ASSIGNMENT. The response must contain the complete data, printed exactly.
== DATA RECORDS
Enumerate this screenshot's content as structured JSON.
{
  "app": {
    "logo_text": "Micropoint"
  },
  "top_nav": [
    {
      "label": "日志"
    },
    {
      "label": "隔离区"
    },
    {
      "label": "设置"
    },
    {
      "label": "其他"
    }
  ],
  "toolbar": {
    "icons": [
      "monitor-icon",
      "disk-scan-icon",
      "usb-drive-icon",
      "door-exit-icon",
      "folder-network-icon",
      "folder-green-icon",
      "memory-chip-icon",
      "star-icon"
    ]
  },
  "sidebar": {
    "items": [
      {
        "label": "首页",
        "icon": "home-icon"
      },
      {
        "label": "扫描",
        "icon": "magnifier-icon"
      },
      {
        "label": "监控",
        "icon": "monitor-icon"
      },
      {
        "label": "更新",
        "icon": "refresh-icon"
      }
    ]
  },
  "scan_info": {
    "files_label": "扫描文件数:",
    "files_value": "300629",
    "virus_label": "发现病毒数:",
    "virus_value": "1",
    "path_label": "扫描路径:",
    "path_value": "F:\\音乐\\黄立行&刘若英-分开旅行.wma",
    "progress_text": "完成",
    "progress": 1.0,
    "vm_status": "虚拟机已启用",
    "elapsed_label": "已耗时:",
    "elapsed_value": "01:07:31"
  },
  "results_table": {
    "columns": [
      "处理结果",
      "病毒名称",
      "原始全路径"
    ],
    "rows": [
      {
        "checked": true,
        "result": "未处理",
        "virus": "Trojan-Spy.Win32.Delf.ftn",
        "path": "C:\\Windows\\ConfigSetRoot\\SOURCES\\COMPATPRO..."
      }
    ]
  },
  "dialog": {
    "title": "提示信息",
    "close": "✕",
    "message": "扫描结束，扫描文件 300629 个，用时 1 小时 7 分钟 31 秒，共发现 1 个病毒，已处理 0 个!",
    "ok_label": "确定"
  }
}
====
SOLUTION FOR THIS TASK.
Enumerate this screenshot's content as structured JSON.
{
  "app": {
    "logo_text": "Micropoint"
  },
  "top_nav": [
    {
      "label": "日志"
    },
    {
      "label": "隔离区"
    },
    {
      "label": "设置"
    },
    {
      "label": "其他"
    }
  ],
  "toolbar": {
    "icons": [
      "monitor-icon",
      "disk-scan-icon",
      "usb-drive-icon",
      "door-exit-icon",
      "folder-network-icon",
      "folder-green-icon",
      "memory-chip-icon",
      "star-icon"
    ]
  },
  "sidebar": {
    "items": [
      {
        "label": "首页",
        "icon": "home-icon"
      },
      {
        "label": "扫描",
        "icon": "magnifier-icon"
      },
      {
        "label": "监控",
        "icon": "monitor-icon"
      },
      {
        "label": "更新",
        "icon": "refresh-icon"
      }
    ]
  },
  "scan_info": {
    "files_label": "扫描文件数:",
    "files_value": "300629",
    "virus_label": "发现病毒数:",
    "virus_value": "1",
    "path_label": "扫描路径:",
    "path_value": "F:\\音乐\\黄立行&刘若英-分开旅行.wma",
    "progress_text": "完成",
    "progress": 1.0,
    "vm_status": "虚拟机已启用",
    "elapsed_label": "已耗时:",
    "elapsed_value": "01:07:31"
  },
  "results_table": {
    "columns": [
      "处理结果",
      "病毒名称",
      "原始全路径"
    ],
    "rows": [
      {
        "checked": true,
        "result": "未处理",
        "virus": "Trojan-Spy.Win32.Delf.ftn",
        "path": "C:\\Windows\\ConfigSetRoot\\SOURCES\\COMPATPRO..."
      }
    ]
  },
  "dialog": {
    "title": "提示信息",
    "close": "✕",
    "message": "扫描结束，扫描文件 300629 个，用时 1 小时 7 分钟 31 秒，共发现 1 个病毒，已处理 0 个!",
    "ok_label": "确定"
  }
}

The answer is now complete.